### Instructions to follow
Set out each line from the following listing that includes the word "Optimization".

--- BEGIN Records to process ---

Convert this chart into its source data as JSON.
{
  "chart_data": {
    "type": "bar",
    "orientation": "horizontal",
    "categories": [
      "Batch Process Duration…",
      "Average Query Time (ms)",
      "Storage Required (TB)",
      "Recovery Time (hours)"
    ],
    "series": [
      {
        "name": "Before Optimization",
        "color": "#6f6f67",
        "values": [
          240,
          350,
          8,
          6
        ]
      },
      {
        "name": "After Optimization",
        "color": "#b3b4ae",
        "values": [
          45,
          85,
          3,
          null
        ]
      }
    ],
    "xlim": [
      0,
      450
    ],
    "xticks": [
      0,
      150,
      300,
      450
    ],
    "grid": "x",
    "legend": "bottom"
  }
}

--- END Records to process ---

### Answer to this problem
        "name": "Before Optimization",
        "name": "After Optimization",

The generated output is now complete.